● **PROVIDED DATA**
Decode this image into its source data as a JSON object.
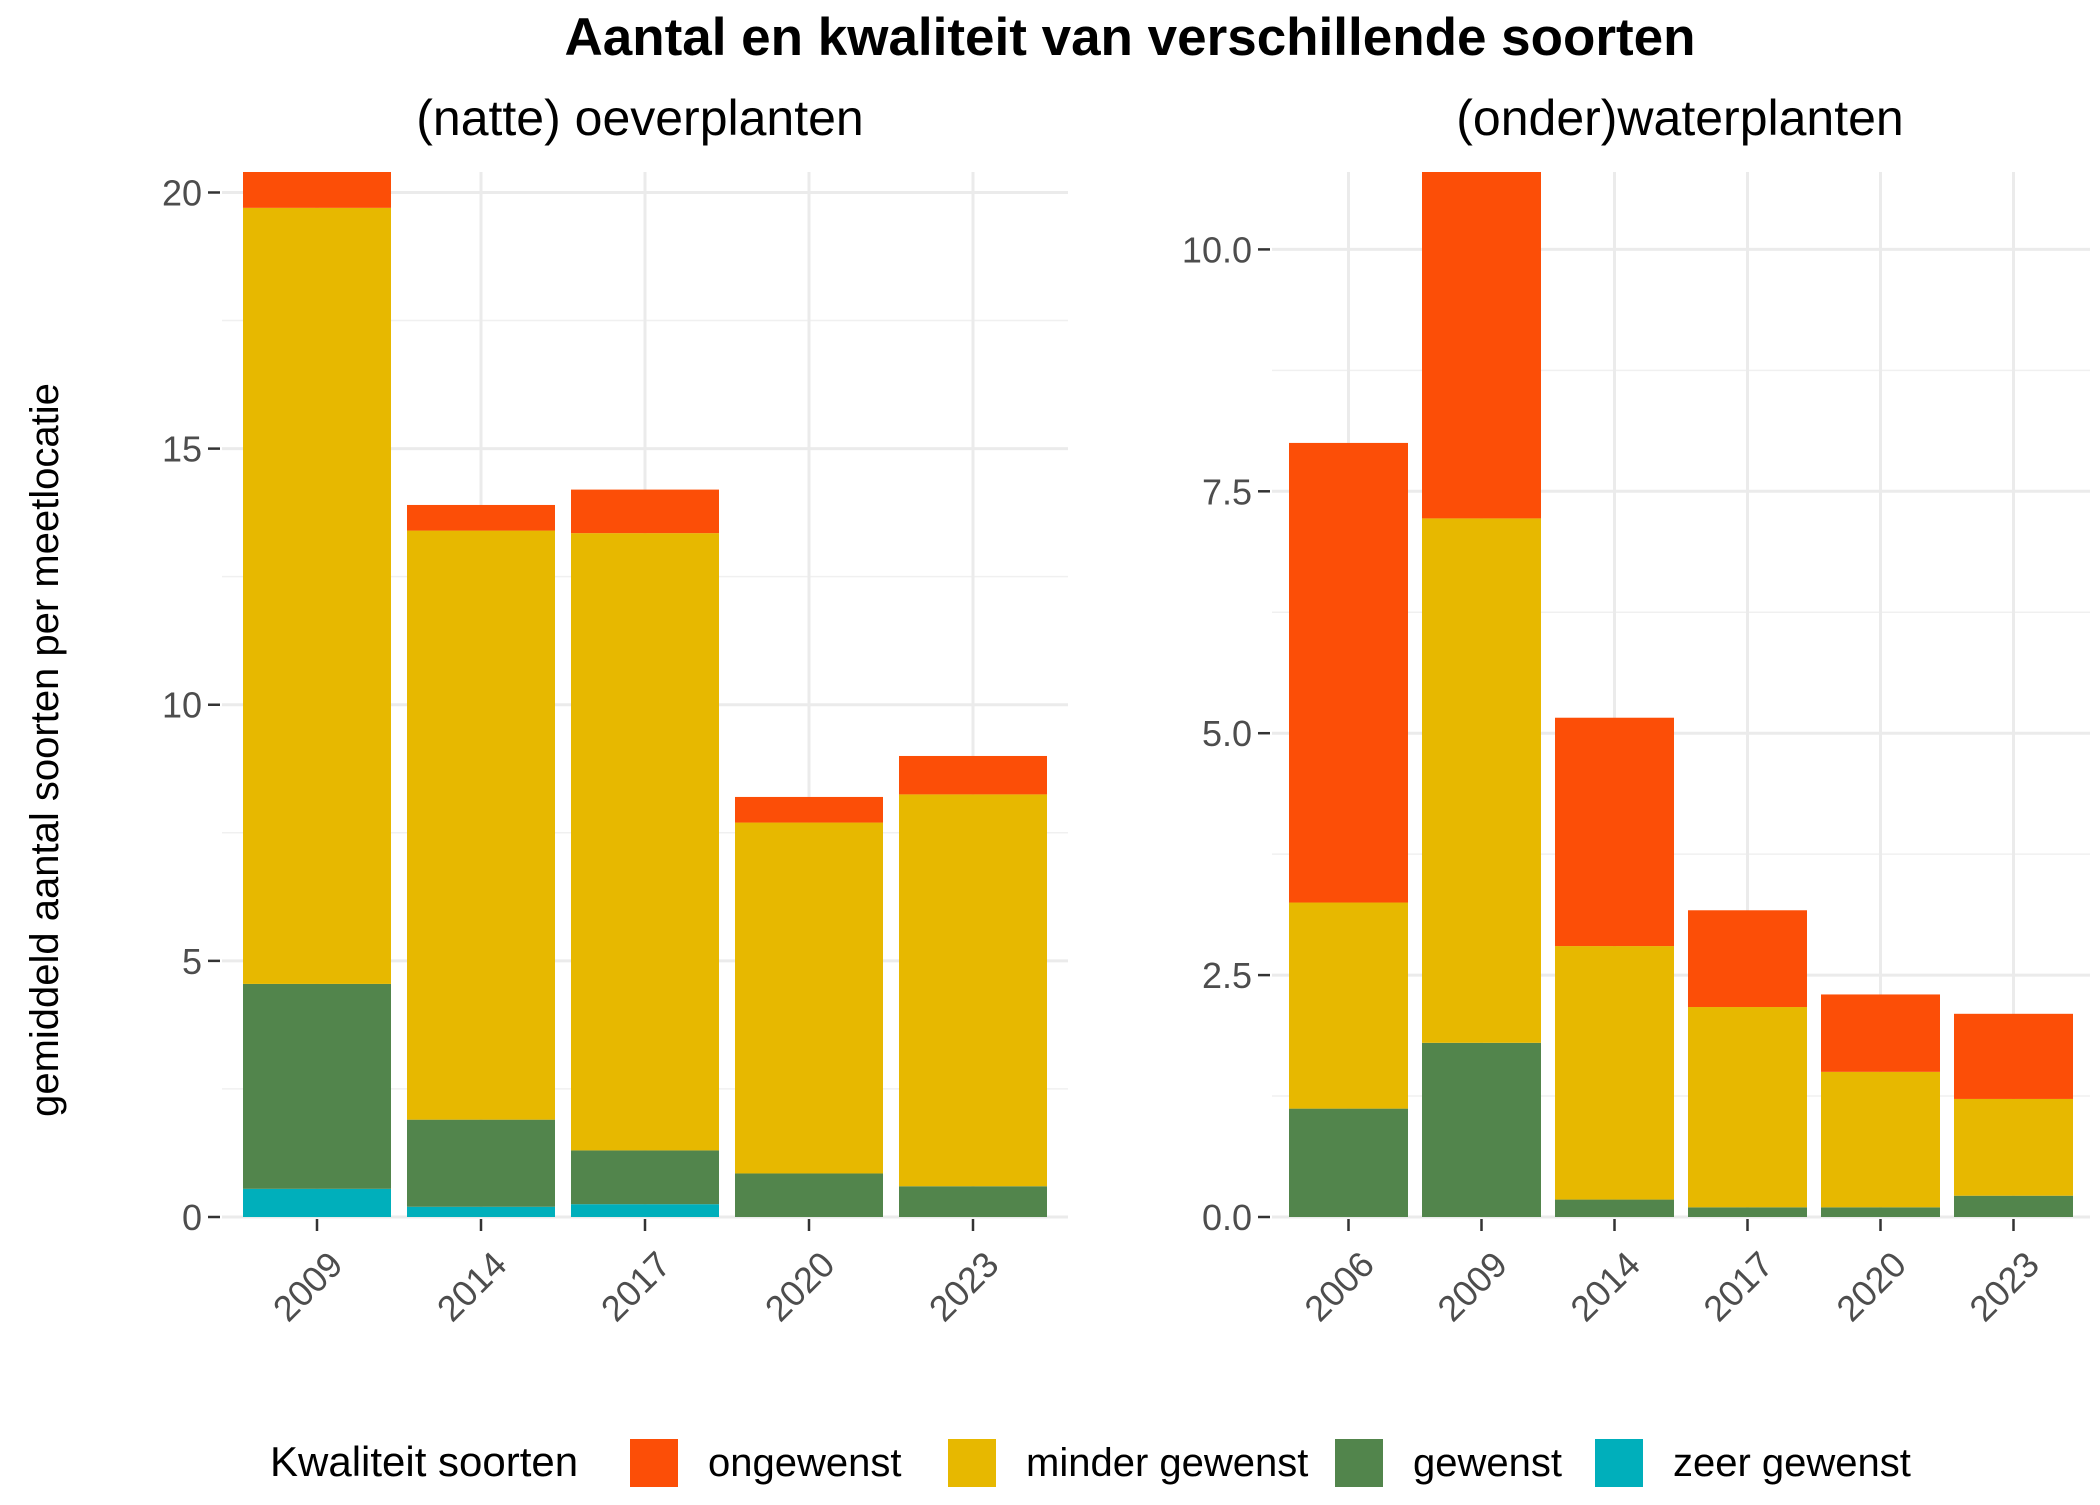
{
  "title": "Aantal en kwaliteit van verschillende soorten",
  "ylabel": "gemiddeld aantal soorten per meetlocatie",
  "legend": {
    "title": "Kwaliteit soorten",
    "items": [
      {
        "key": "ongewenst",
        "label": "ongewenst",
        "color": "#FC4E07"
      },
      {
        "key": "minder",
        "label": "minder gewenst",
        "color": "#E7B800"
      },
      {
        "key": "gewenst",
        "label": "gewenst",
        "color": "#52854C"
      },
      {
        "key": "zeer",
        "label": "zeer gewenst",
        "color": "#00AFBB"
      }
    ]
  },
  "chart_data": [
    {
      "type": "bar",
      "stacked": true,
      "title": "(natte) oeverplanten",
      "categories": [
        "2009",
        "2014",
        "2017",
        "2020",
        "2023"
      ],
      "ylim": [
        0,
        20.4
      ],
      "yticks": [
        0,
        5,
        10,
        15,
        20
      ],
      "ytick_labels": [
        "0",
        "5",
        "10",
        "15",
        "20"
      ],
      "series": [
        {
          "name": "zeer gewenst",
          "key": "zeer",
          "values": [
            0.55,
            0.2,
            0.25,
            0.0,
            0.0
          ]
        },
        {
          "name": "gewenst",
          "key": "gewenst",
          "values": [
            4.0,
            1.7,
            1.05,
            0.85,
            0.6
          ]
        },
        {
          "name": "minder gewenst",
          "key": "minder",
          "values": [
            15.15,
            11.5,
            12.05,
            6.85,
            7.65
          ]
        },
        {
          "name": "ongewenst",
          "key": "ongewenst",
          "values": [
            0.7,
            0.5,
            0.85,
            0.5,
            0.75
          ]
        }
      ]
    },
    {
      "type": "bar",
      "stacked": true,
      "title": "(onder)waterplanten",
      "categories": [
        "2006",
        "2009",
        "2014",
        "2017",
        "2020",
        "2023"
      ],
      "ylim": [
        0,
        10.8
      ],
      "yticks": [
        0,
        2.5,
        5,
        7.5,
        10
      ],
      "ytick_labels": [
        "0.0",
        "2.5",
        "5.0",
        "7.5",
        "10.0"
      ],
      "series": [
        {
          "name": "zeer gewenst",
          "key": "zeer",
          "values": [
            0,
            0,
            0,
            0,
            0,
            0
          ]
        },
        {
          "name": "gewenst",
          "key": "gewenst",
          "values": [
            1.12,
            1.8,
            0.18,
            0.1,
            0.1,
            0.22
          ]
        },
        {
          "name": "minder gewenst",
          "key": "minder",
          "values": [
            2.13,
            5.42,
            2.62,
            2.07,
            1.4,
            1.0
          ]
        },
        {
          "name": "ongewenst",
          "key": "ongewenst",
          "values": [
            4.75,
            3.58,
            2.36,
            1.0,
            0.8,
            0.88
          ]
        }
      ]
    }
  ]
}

● **WHAT YOU NEED TO DO**
Copy out each line of the entries that holds "title".

● **WRITTEN SOLUTION**
  "title": "Aantal en kwaliteit van verschillende soorten",
    "title": "Kwaliteit soorten",
      "title": "(natte) oeverplanten",
      "title": "(onder)waterplanten",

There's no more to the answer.